• **LISTED RECORDS**
* START *

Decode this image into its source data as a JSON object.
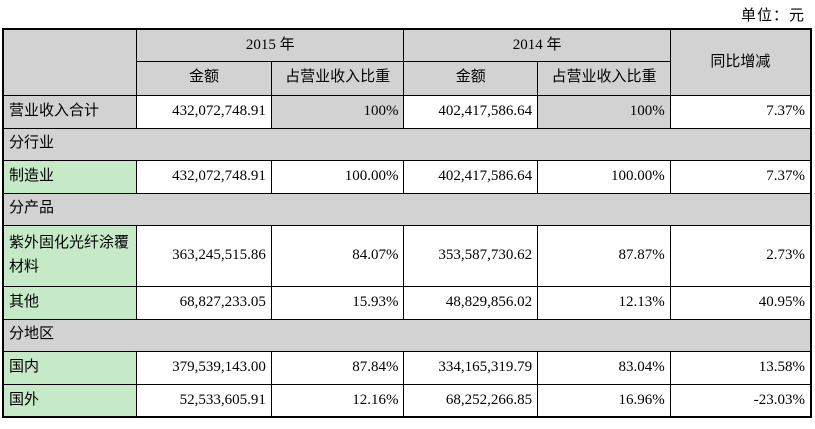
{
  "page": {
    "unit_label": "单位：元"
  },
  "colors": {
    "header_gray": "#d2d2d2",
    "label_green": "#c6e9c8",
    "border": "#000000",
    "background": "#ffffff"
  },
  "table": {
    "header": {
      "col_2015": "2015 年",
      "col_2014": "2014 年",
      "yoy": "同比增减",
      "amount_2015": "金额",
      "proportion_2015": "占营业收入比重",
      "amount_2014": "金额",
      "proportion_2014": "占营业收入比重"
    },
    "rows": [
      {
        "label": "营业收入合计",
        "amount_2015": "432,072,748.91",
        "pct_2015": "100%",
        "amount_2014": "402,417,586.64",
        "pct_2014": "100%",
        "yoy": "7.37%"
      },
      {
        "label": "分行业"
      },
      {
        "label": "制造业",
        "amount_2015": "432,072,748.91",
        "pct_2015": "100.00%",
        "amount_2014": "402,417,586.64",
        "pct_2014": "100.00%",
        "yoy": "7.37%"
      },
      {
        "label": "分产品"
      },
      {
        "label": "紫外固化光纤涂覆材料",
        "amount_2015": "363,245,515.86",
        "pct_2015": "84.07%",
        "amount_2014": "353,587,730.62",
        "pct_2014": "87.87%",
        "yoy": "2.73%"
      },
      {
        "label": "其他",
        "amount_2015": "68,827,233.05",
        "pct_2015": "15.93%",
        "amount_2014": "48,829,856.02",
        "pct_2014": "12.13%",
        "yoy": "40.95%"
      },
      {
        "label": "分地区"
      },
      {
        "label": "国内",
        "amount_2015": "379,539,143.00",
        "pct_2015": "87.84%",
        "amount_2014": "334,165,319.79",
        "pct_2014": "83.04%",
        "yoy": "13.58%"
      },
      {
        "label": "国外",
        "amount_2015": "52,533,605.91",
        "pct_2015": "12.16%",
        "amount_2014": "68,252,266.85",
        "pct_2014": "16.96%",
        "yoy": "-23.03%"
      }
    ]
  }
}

* END *

• **EXERCISE GOAL**
In the entries above, identify every line with the string "占营业收入比重".

• **OUTPUT OF THE TASK**
      "proportion_2015": "占营业收入比重",
      "proportion_2014": "占营业收入比重"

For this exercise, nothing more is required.